In the data below, find the line with "Read all visible content and emit it as JSON." and output it along with every later line, exactly, but not the pictures.

Start RECORDS SUPPLIED

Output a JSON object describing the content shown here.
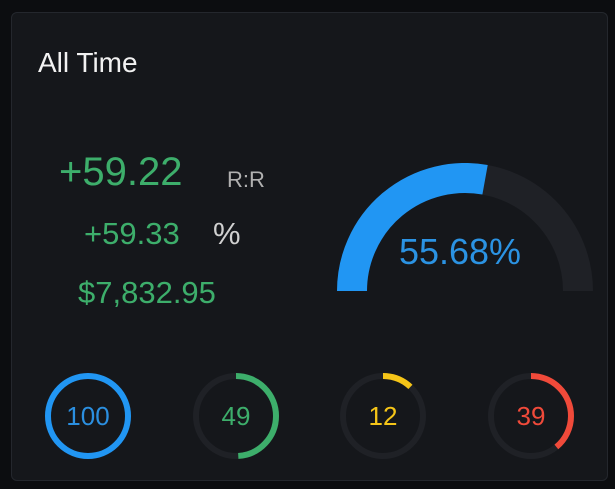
{
  "card": {
    "title": "All Time",
    "reward_risk": {
      "value": "+59.22",
      "label": "R:R"
    },
    "percent": {
      "value": "+59.33",
      "sign": "%"
    },
    "money": "$7,832.95"
  },
  "gauge": {
    "text": "55.68%",
    "fraction": 0.5568,
    "color": "#2196f3",
    "track_color": "#1f2126"
  },
  "rings": [
    {
      "name": "ring-blue",
      "value": "100",
      "fraction": 1.0,
      "color": "#2196f3",
      "text_color": "#2b8fe0"
    },
    {
      "name": "ring-green",
      "value": "49",
      "fraction": 0.49,
      "color": "#3dae6b",
      "text_color": "#3dae6b"
    },
    {
      "name": "ring-yellow",
      "value": "12",
      "fraction": 0.12,
      "color": "#f5c518",
      "text_color": "#f5c518"
    },
    {
      "name": "ring-red",
      "value": "39",
      "fraction": 0.39,
      "color": "#f04a3a",
      "text_color": "#f04a3a"
    }
  ],
  "colors": {
    "positive": "#3dae6b",
    "track": "#1f2126"
  }
}
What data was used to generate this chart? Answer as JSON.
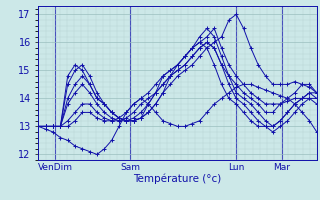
{
  "xlabel": "Température (°c)",
  "bg_color": "#cce8e8",
  "plot_bg_color": "#cce8e8",
  "grid_major_color": "#9bbfbf",
  "grid_minor_color": "#b5d4d4",
  "line_color": "#1010aa",
  "ylim": [
    11.8,
    17.3
  ],
  "yticks": [
    12,
    13,
    14,
    15,
    16,
    17
  ],
  "xtick_labels": [
    "VenDim",
    "Sam",
    "Lun",
    "Mar"
  ],
  "xtick_pos": [
    0.06,
    0.33,
    0.71,
    0.875
  ],
  "series": [
    [
      13.0,
      12.9,
      12.8,
      12.6,
      12.5,
      12.3,
      12.2,
      12.1,
      12.0,
      12.2,
      12.5,
      13.0,
      13.5,
      13.8,
      14.0,
      13.8,
      13.5,
      13.2,
      13.1,
      13.0,
      13.0,
      13.1,
      13.2,
      13.5,
      13.8,
      14.0,
      14.2,
      14.4,
      14.5,
      14.5,
      14.4,
      14.3,
      14.2,
      14.1,
      14.0,
      13.8,
      13.5,
      13.2,
      12.8
    ],
    [
      13.0,
      13.0,
      13.0,
      13.0,
      14.5,
      15.0,
      15.2,
      14.8,
      14.2,
      13.8,
      13.5,
      13.3,
      13.2,
      13.2,
      13.3,
      13.5,
      13.8,
      14.2,
      14.5,
      14.8,
      15.0,
      15.2,
      15.5,
      15.8,
      16.0,
      16.2,
      16.8,
      17.0,
      16.5,
      15.8,
      15.2,
      14.8,
      14.5,
      14.5,
      14.5,
      14.6,
      14.5,
      14.4,
      14.2
    ],
    [
      13.0,
      13.0,
      13.0,
      13.0,
      14.0,
      14.5,
      14.8,
      14.5,
      14.0,
      13.8,
      13.5,
      13.3,
      13.2,
      13.2,
      13.3,
      13.5,
      13.8,
      14.2,
      14.8,
      15.2,
      15.5,
      15.8,
      16.0,
      16.2,
      16.5,
      15.8,
      15.2,
      14.8,
      14.5,
      14.2,
      14.0,
      13.8,
      13.8,
      13.8,
      13.9,
      14.0,
      14.0,
      14.0,
      13.8
    ],
    [
      13.0,
      13.0,
      13.0,
      13.0,
      14.8,
      15.2,
      15.0,
      14.5,
      14.0,
      13.8,
      13.5,
      13.3,
      13.2,
      13.2,
      13.3,
      13.8,
      14.2,
      14.8,
      15.0,
      15.2,
      15.5,
      15.8,
      16.2,
      16.5,
      16.2,
      15.5,
      14.8,
      14.2,
      14.0,
      13.8,
      13.5,
      13.2,
      13.0,
      13.2,
      13.5,
      13.8,
      14.0,
      14.2,
      14.0
    ],
    [
      13.0,
      13.0,
      13.0,
      13.0,
      13.8,
      14.2,
      14.5,
      14.2,
      13.8,
      13.5,
      13.3,
      13.2,
      13.2,
      13.3,
      13.5,
      13.8,
      14.2,
      14.5,
      14.8,
      15.0,
      15.2,
      15.5,
      15.8,
      16.0,
      15.8,
      15.2,
      14.5,
      14.0,
      13.8,
      13.5,
      13.2,
      13.0,
      12.8,
      13.0,
      13.2,
      13.5,
      13.8,
      14.0,
      14.0
    ],
    [
      13.0,
      13.0,
      13.0,
      13.0,
      13.2,
      13.5,
      13.8,
      13.8,
      13.5,
      13.3,
      13.2,
      13.2,
      13.3,
      13.5,
      13.8,
      14.0,
      14.2,
      14.5,
      14.8,
      15.0,
      15.2,
      15.5,
      15.8,
      16.0,
      15.8,
      15.2,
      14.8,
      14.5,
      14.2,
      14.0,
      13.8,
      13.5,
      13.5,
      13.8,
      14.0,
      14.2,
      14.5,
      14.5,
      14.2
    ],
    [
      13.0,
      13.0,
      13.0,
      13.0,
      13.0,
      13.2,
      13.5,
      13.5,
      13.3,
      13.2,
      13.2,
      13.3,
      13.5,
      13.8,
      14.0,
      14.2,
      14.5,
      14.8,
      15.0,
      15.2,
      15.5,
      15.8,
      16.0,
      15.8,
      15.2,
      14.5,
      14.0,
      13.8,
      13.5,
      13.2,
      13.0,
      13.0,
      13.0,
      13.2,
      13.5,
      13.8,
      14.0,
      14.2,
      14.2
    ]
  ],
  "n_points": 39
}
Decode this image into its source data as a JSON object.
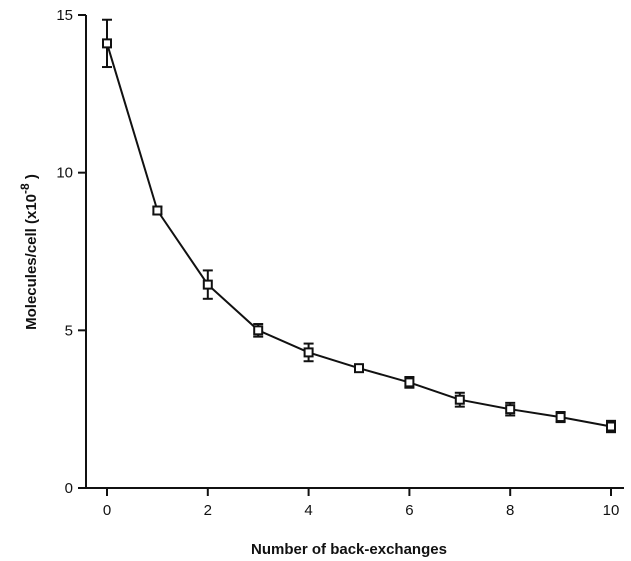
{
  "chart_data": {
    "type": "line",
    "xlabel": "Number of back-exchanges",
    "ylabel": "Molecules/cell  (x10",
    "ylabel_exponent": "-8",
    "ylabel_close": " )",
    "xlim": [
      0,
      10
    ],
    "ylim": [
      0,
      15
    ],
    "xticks": [
      0,
      2,
      4,
      6,
      8,
      10
    ],
    "yticks": [
      0,
      5,
      10,
      15
    ],
    "grid": false,
    "marker": "open-square",
    "line_color": "#111111",
    "series": [
      {
        "x": [
          0,
          1,
          2,
          3,
          4,
          5,
          6,
          7,
          8,
          9,
          10
        ],
        "y": [
          14.1,
          8.8,
          6.45,
          5.0,
          4.3,
          3.8,
          3.35,
          2.8,
          2.5,
          2.25,
          1.95
        ],
        "err": [
          0.75,
          0.12,
          0.45,
          0.2,
          0.28,
          0.1,
          0.17,
          0.22,
          0.2,
          0.16,
          0.18
        ]
      }
    ]
  }
}
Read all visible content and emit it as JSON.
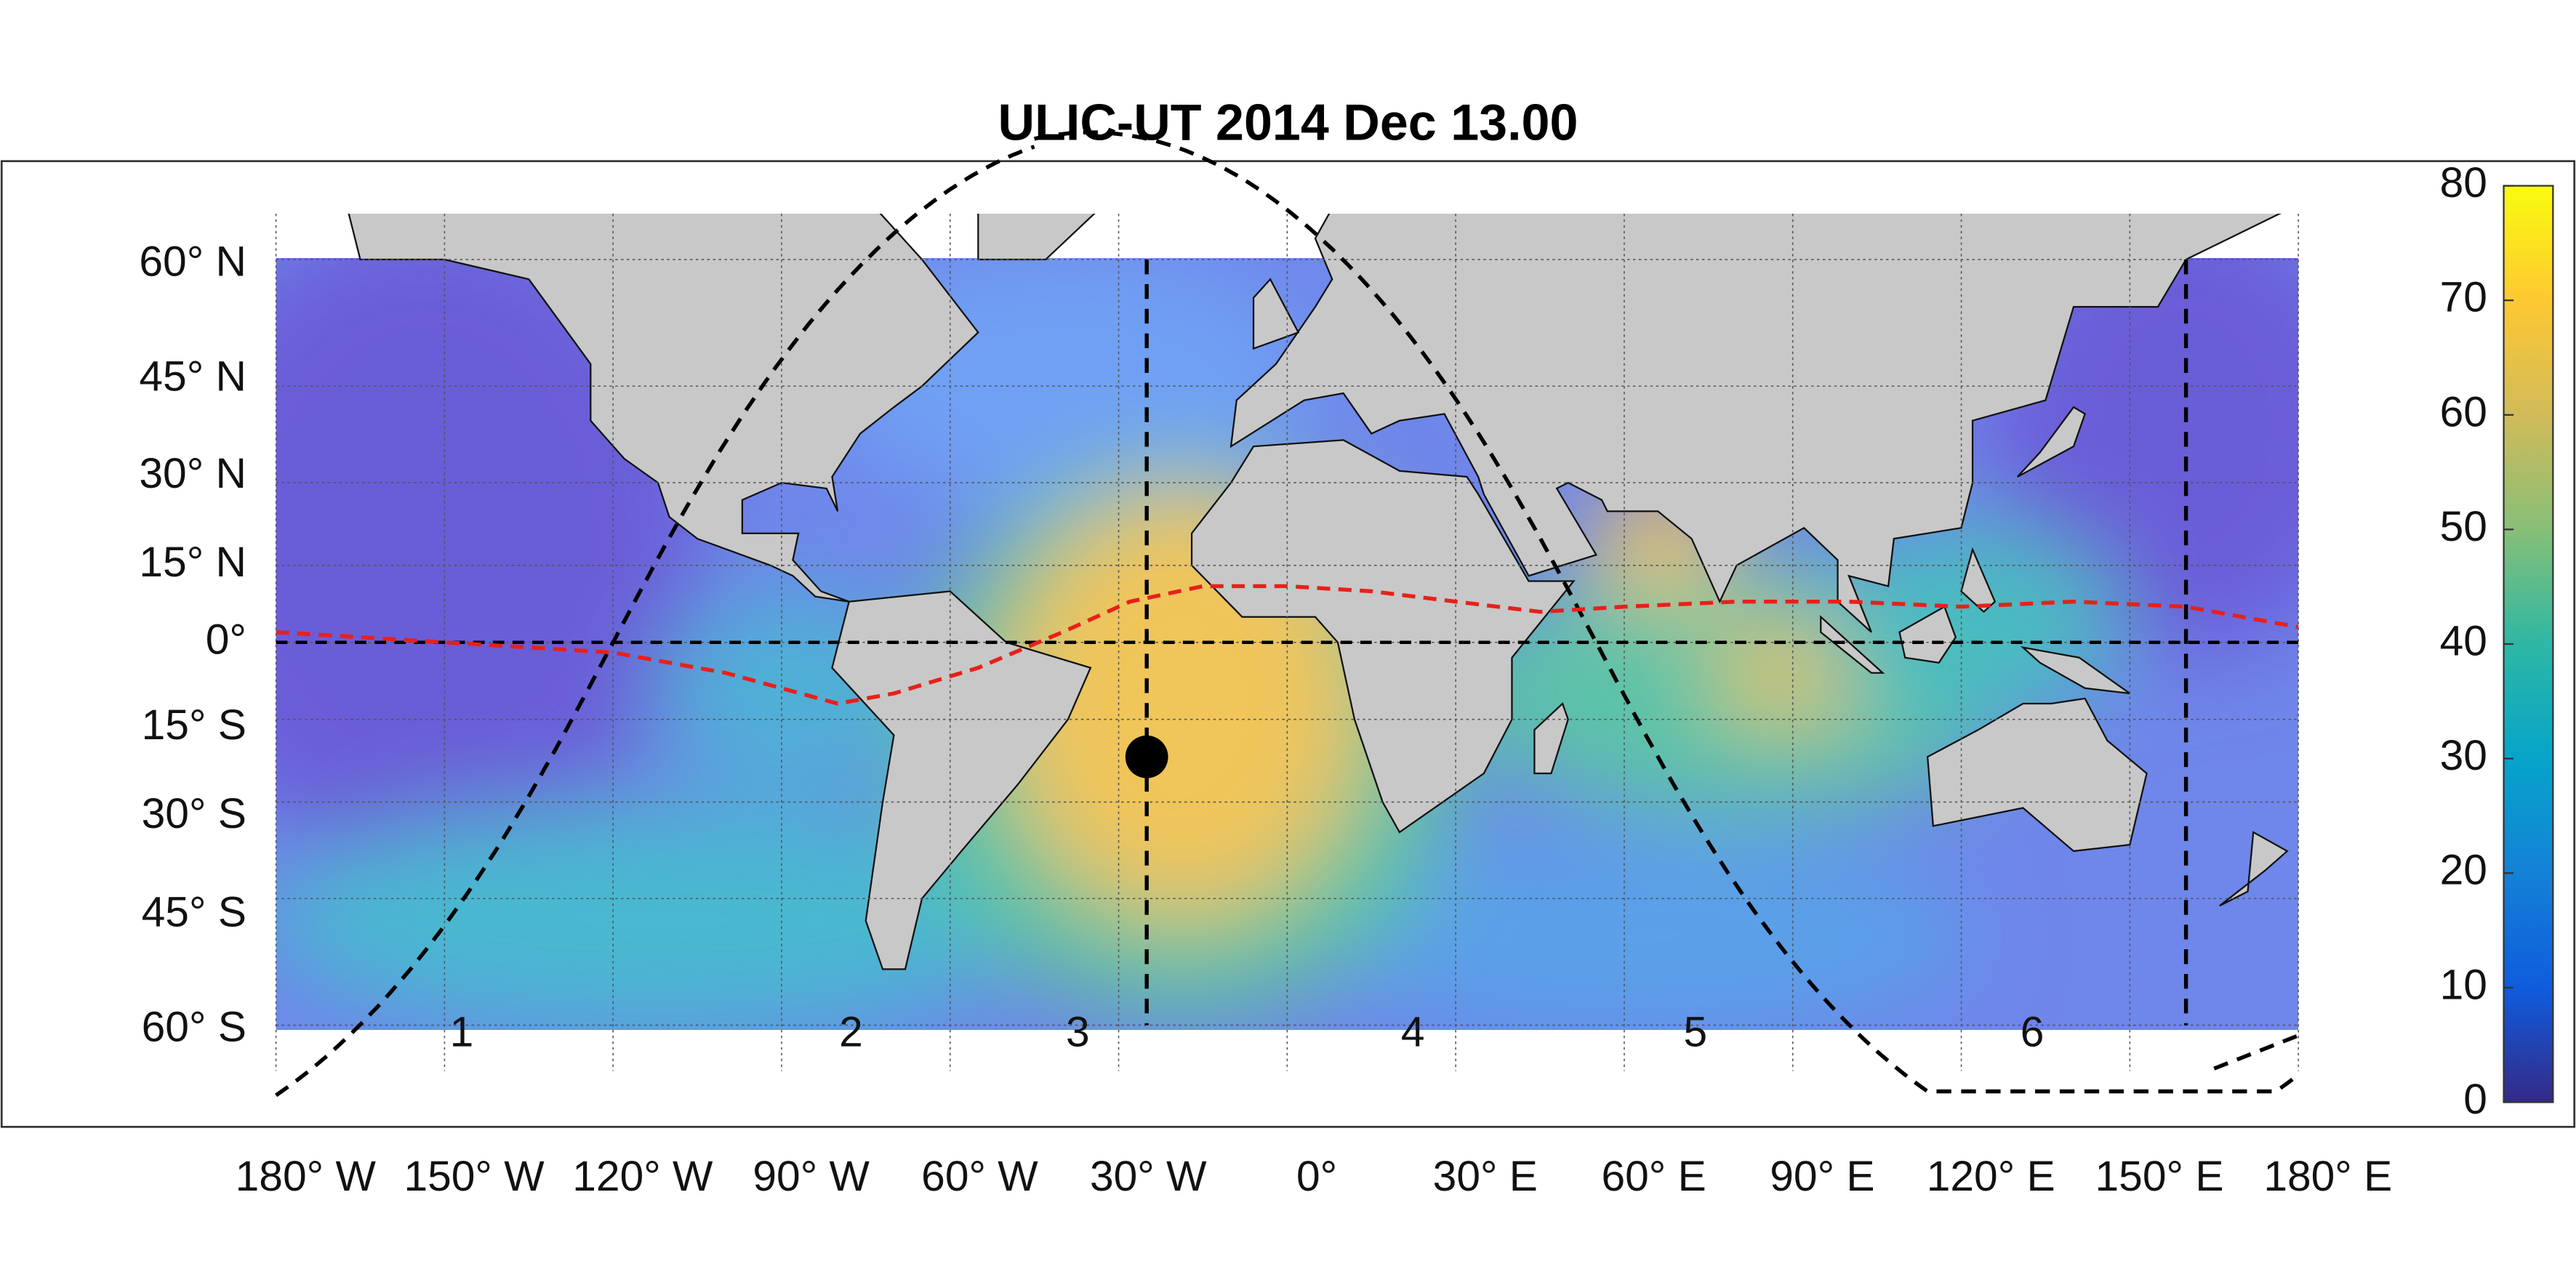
{
  "title": "ULIC-UT 2014 Dec 13.00",
  "lat_labels": [
    "60° N",
    "45° N",
    "30° N",
    "15° N",
    "0°",
    "15° S",
    "30° S",
    "45° S",
    "60° S"
  ],
  "lon_labels": [
    "180° W",
    "150° W",
    "120° W",
    "90° W",
    "60° W",
    "30° W",
    "0°",
    "30° E",
    "60° E",
    "90° E",
    "120° E",
    "150° E",
    "180° E"
  ],
  "region_labels": [
    "1",
    "2",
    "3",
    "4",
    "5",
    "6"
  ],
  "colorbar": {
    "lim": [
      0,
      80
    ],
    "ticks": [
      0,
      10,
      20,
      30,
      40,
      50,
      60,
      70,
      80
    ]
  }
}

End RECORDS SUPPLIED

### WRITTEN REPLY
Read all visible content and emit it as JSON.
{
  "title": "ULIC-UT 2014 Dec 13.00",
  "lat_labels": [
    "60° N",
    "45° N",
    "30° N",
    "15° N",
    "0°",
    "15° S",
    "30° S",
    "45° S",
    "60° S"
  ],
  "lon_labels": [
    "180° W",
    "150° W",
    "120° W",
    "90° W",
    "60° W",
    "30° W",
    "0°",
    "30° E",
    "60° E",
    "90° E",
    "120° E",
    "150° E",
    "180° E"
  ],
  "region_labels": [
    "1",
    "2",
    "3",
    "4",
    "5",
    "6"
  ],
  "colorbar": {
    "lim": [
      0,
      80
    ],
    "ticks": [
      0,
      10,
      20,
      30,
      40,
      50,
      60,
      70,
      80
    ]
  }
}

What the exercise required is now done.